* _Exercise text_
——————
What are the consequences of a "living wage?" In a July 2010 op-ed in the Baltimore Business Journal, Michael Saltsman, who is identified as the research director for the Employment Policy Institute (EPI) at Wikipedia, writes:
"Despite the damage done to businesses already in the city of Baltimore, a living wage mandate also kills jobs by erecting a big red “Keep Out” sign for larger retailers looking to locate inside city limits. Given the chance to pay $7.25 an hour to entry-level employees in the county, or over $3 more in the city, it’s far more attractive to put down roots just outside that city line. Jobs and tax dollars will both flee the city for the friendlier confines of Baltimore County.
"Chicago’s Democratic mayor, Richard Daley, understood this. A few years back, the Chicago City Council passed similar living wage legislation, and Daley promptly vetoed it (his first veto after 17 years in office). Why would a business open in a locale that imposes unnecessary costs upon them?"
In an op-ed about the lower minimum wage for Forbes magazine, dated November 26, 2014, Mike Patton concludes:
"Even though it’s true that raising the minimum wage would result in more money for those who receive it, because it is so low (hence the word minimum), it would have very little effect on the U.S. economy. Therefore, I think this is more about class envy than anything else. And, like so many arguments today, you can’t overlook the political component. (emphasis in the original)
"Despite efforts to the contrary, America is still the “Land of Opportunity” for those who will roll up their sleeves and work hard to obtain the necessary skills for a higher paying position. A minimum wage job, after all, should never be the end game. Rather it should be a beginning step in the career path for those inclined to improve their circumstances. Unfortunately, we have a country filled with individuals who are satisfied with a welfare check, but who are fully capable of working and becoming a productive member of society. If government really wants to help our economy, it’ll focus on getting people off of entitlements and back to work. How long will it take before the electorate starts to figure out that the game played by many elected officials is not intended to boost the economy, but rather to garner votes. How long?"
The Cato Institute has a concise 1-page presentation of four reasons for not raising the minimum wage.
A so-called 'living wage,' according to Investopedia, is defined as, "A theoretical wage level that allows the earner to afford adequate shelter, food and the other necessities of life. The living wage should be substantial enough to ensure that no more than 30% of it needs to be spent on housing. The goal of the living wage is to allow employees to earn enough income for a satisfactory standard of living." However, you can think of it as the minimum wage on steroids.
This is not the first year that Delegate Davis has sponsored The February 19, 2015 Augusta Free Press reported on the floor debate that focused on his HB 1608 legislation.
Arlington County has a living wage policy, and currently mandates a living wage of $13.13 per hour, and applies to service contracts with an estimated annual value greater than $100,000. It is defined in Article 4-103 of the Arlington County Purchasing Resolution. Further details can be found here.
We will growl more about Del. Davis' HB 264 in the coming days. However, we wanted to alert Arlington County taxpayers about the context for Del. Davis' legislation.
——————
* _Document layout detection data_

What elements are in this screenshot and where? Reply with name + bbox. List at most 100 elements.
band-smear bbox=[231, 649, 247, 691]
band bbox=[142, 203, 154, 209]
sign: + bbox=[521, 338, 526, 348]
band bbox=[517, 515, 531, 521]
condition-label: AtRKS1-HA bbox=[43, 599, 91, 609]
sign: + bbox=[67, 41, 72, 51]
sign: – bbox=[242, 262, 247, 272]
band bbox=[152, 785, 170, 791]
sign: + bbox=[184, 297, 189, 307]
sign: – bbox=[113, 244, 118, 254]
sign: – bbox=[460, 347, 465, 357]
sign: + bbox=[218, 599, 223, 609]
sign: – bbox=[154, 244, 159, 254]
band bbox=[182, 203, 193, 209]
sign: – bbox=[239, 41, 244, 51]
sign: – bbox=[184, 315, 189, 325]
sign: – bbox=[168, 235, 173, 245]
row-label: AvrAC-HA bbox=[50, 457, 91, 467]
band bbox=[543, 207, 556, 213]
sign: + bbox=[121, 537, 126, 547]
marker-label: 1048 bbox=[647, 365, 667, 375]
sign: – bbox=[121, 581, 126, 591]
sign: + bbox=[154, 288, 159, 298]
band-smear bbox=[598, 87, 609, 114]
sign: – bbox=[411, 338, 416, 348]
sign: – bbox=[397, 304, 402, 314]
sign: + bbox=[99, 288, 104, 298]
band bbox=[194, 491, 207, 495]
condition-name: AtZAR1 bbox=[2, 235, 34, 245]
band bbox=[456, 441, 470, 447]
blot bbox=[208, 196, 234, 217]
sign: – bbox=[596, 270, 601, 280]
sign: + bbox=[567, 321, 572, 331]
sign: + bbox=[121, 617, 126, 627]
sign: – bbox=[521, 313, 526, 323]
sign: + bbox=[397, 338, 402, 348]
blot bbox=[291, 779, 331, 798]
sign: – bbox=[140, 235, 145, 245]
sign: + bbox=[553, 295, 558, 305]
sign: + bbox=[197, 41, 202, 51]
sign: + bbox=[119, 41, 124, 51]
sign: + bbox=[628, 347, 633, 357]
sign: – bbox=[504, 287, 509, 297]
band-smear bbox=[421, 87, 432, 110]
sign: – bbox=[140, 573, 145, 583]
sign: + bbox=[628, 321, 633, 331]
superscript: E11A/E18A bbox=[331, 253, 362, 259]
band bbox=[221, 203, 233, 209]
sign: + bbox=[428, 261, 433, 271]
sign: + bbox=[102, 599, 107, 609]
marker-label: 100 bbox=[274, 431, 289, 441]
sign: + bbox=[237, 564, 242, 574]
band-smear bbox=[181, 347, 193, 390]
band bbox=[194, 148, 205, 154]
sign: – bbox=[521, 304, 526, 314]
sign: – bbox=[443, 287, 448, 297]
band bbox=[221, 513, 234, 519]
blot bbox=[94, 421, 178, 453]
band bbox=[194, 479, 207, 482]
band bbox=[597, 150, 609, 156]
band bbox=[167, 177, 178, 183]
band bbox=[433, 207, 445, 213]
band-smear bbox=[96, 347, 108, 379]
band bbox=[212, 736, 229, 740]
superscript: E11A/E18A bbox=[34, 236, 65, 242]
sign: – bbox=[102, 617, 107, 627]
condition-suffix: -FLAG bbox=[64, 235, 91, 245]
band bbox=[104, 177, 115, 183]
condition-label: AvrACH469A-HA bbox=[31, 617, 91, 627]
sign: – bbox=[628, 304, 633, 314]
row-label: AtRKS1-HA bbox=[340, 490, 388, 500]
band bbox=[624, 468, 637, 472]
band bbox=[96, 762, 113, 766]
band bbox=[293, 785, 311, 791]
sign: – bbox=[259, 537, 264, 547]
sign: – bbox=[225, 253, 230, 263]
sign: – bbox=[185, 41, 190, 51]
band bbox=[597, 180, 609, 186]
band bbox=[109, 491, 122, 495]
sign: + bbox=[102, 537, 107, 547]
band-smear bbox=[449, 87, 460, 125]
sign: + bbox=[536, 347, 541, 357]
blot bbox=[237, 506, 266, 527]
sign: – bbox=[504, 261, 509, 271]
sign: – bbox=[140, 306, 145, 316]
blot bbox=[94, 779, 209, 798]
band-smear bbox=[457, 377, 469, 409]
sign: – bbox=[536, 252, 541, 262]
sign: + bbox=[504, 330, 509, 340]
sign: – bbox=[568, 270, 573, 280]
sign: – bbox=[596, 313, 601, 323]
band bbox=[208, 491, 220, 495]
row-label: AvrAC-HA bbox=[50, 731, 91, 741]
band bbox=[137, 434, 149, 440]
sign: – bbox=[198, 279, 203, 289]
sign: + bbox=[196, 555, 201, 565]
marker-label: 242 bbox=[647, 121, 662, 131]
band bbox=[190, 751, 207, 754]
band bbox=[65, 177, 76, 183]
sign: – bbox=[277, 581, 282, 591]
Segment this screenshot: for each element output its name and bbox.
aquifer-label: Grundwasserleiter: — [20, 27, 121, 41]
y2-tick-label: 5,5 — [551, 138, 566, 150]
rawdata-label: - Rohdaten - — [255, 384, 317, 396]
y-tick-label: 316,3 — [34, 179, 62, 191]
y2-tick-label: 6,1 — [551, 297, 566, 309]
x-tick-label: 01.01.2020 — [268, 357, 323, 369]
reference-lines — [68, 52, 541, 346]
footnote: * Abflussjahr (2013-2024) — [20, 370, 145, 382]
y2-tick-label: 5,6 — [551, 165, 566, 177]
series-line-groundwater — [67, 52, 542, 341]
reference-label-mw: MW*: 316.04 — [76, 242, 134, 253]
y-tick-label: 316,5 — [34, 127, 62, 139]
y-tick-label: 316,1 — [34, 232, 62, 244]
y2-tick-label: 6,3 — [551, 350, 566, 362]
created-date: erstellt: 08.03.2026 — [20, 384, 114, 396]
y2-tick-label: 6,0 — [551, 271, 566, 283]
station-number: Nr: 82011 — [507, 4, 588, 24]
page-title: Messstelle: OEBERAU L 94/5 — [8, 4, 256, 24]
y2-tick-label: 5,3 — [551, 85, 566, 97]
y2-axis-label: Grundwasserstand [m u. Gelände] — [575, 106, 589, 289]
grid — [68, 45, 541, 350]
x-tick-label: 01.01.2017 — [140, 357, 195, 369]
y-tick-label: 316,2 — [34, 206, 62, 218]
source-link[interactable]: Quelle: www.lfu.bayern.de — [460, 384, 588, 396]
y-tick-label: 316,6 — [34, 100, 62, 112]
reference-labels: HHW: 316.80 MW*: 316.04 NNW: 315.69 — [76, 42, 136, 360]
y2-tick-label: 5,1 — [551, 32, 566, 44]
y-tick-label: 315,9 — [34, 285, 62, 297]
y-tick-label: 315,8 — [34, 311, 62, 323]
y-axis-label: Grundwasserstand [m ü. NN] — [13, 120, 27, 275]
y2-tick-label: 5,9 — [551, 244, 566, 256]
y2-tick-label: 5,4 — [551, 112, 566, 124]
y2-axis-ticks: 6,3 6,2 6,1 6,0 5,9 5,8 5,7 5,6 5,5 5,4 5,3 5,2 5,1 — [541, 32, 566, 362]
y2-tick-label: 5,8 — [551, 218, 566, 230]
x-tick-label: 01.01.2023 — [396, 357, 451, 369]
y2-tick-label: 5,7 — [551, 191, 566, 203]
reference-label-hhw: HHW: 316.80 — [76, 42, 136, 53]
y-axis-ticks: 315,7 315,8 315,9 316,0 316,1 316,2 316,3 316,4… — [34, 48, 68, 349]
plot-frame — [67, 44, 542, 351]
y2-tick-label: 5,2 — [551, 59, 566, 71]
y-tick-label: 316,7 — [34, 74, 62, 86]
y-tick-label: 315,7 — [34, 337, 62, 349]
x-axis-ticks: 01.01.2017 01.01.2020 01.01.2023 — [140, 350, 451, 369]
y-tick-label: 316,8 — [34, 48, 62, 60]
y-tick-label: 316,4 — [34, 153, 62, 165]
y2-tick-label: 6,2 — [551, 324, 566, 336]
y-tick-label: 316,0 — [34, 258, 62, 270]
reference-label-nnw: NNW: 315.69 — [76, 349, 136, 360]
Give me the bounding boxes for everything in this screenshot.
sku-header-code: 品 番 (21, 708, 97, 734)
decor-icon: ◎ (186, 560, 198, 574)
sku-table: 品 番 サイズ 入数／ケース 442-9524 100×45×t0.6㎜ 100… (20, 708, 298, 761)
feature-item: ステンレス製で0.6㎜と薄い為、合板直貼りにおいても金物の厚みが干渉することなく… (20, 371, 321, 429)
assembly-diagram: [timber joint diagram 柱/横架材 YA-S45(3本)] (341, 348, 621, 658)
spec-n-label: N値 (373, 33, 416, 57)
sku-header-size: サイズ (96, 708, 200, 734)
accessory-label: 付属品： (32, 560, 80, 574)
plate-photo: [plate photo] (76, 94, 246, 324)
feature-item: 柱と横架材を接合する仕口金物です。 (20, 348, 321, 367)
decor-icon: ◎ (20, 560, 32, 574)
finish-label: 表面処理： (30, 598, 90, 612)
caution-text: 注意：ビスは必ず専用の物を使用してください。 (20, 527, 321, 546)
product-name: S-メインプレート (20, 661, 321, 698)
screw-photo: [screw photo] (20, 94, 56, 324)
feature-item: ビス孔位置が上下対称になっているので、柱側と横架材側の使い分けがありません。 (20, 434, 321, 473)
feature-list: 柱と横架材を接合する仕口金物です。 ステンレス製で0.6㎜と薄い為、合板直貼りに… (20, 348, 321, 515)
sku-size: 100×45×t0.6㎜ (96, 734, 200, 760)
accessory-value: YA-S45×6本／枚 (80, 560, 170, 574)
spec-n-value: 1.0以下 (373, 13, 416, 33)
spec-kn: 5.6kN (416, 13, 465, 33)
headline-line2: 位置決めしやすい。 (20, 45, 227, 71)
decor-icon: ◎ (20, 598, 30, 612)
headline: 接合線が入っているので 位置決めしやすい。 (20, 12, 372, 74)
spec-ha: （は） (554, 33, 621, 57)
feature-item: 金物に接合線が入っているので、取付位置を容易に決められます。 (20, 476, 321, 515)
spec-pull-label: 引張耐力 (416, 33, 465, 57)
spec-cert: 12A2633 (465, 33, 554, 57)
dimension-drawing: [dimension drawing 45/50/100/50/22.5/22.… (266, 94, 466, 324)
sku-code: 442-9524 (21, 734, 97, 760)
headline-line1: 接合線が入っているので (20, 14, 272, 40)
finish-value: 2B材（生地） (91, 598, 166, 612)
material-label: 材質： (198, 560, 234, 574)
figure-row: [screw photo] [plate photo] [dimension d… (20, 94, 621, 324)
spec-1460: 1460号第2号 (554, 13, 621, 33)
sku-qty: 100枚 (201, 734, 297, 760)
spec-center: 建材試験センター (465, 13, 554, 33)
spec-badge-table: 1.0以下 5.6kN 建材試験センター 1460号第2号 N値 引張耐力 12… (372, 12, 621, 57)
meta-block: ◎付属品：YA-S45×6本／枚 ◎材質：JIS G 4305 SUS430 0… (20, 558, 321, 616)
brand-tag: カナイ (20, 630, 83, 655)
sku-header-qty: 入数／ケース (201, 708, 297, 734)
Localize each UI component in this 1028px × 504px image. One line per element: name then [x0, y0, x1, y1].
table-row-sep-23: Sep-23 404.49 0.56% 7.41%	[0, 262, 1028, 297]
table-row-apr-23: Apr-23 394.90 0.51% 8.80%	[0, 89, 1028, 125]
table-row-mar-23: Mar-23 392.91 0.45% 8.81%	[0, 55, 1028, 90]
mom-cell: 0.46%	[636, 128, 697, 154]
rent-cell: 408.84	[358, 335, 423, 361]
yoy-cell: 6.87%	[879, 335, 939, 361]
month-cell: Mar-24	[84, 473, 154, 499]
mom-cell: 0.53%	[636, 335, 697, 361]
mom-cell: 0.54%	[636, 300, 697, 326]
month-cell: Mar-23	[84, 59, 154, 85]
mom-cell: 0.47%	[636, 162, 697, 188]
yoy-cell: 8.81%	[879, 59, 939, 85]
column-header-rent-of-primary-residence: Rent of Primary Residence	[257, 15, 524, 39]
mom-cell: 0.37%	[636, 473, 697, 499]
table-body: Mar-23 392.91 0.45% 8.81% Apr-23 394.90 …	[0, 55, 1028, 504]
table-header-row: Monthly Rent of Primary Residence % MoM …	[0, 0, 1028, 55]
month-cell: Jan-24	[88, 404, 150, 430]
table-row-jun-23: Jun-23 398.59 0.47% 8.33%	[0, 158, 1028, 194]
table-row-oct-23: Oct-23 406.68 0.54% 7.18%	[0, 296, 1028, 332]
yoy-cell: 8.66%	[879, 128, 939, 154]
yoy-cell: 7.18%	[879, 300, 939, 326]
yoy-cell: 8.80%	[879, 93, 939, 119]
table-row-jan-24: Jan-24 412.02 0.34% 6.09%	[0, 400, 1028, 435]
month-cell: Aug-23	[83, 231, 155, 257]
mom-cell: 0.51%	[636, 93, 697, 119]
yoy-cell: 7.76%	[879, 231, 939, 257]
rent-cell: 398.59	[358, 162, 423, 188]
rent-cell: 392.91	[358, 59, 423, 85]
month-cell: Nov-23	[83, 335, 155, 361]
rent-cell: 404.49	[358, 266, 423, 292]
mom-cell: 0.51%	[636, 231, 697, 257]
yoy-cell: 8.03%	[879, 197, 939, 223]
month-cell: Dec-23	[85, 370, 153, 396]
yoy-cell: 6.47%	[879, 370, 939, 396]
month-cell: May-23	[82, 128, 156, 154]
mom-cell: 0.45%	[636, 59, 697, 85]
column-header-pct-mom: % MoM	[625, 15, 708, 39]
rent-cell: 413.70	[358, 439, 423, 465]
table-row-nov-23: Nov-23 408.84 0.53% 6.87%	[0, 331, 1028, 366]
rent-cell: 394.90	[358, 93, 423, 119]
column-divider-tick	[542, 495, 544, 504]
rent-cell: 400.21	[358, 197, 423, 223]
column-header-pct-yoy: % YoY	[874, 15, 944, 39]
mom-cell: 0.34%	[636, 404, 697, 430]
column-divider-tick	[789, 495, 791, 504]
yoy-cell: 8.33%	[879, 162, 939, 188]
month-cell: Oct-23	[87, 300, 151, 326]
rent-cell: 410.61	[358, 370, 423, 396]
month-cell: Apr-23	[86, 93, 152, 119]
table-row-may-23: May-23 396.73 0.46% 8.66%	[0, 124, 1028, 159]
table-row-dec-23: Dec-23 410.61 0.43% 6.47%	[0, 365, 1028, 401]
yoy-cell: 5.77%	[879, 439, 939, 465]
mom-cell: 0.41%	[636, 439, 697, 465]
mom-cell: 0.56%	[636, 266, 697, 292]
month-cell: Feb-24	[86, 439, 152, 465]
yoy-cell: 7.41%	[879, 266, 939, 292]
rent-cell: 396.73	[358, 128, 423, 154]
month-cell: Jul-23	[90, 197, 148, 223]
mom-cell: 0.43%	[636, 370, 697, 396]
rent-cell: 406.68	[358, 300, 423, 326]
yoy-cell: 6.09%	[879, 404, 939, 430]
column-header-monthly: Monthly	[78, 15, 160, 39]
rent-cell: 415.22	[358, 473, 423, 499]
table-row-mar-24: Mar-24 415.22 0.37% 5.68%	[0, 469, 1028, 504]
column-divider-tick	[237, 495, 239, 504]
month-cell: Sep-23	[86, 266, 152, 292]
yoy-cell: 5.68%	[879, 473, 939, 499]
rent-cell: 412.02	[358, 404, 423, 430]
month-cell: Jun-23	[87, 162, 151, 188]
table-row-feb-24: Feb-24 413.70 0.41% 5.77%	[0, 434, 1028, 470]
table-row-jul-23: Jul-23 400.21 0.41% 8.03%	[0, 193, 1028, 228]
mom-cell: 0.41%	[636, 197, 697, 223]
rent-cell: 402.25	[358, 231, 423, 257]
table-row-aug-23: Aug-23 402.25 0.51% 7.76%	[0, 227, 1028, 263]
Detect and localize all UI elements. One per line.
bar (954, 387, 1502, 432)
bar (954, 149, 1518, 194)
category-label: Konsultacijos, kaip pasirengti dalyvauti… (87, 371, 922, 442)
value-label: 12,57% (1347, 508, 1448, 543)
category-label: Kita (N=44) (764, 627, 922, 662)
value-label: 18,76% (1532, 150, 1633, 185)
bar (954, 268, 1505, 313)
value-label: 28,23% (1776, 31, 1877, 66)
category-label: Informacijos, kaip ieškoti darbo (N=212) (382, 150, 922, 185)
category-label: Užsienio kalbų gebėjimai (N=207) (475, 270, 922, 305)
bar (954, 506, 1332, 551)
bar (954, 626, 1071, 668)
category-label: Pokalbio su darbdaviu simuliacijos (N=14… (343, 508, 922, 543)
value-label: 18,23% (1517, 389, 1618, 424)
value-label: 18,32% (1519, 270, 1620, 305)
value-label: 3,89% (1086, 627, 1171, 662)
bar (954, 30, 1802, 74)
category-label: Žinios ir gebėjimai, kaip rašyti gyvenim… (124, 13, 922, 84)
——————
* _What this exercise asks_
1. Rewrite the passage of the living wage text from "Arlington County has" up to and including "be found here.", replacing "$13.13" with "$15.00".
2. In the living wage text, why does Mike Patton say that raising the minimum wage would have very little effect on the U.S. economy?

* _Solutions per task_
1.
Arlington County has a living wage policy, and currently mandates a living wage of $15.00 per hour, and applies to service contracts with an estimated annual value greater than $100,000. It is defined in Article 4-103 of the Arlington County Purchasing Resolution. Further details can be found here.

2. Patton says the minimum wage is so low that raising it would have very little effect on the U.S. economy. He points out that this is why it is called the minimum. He grants that a raise would still mean more money for those who receive it.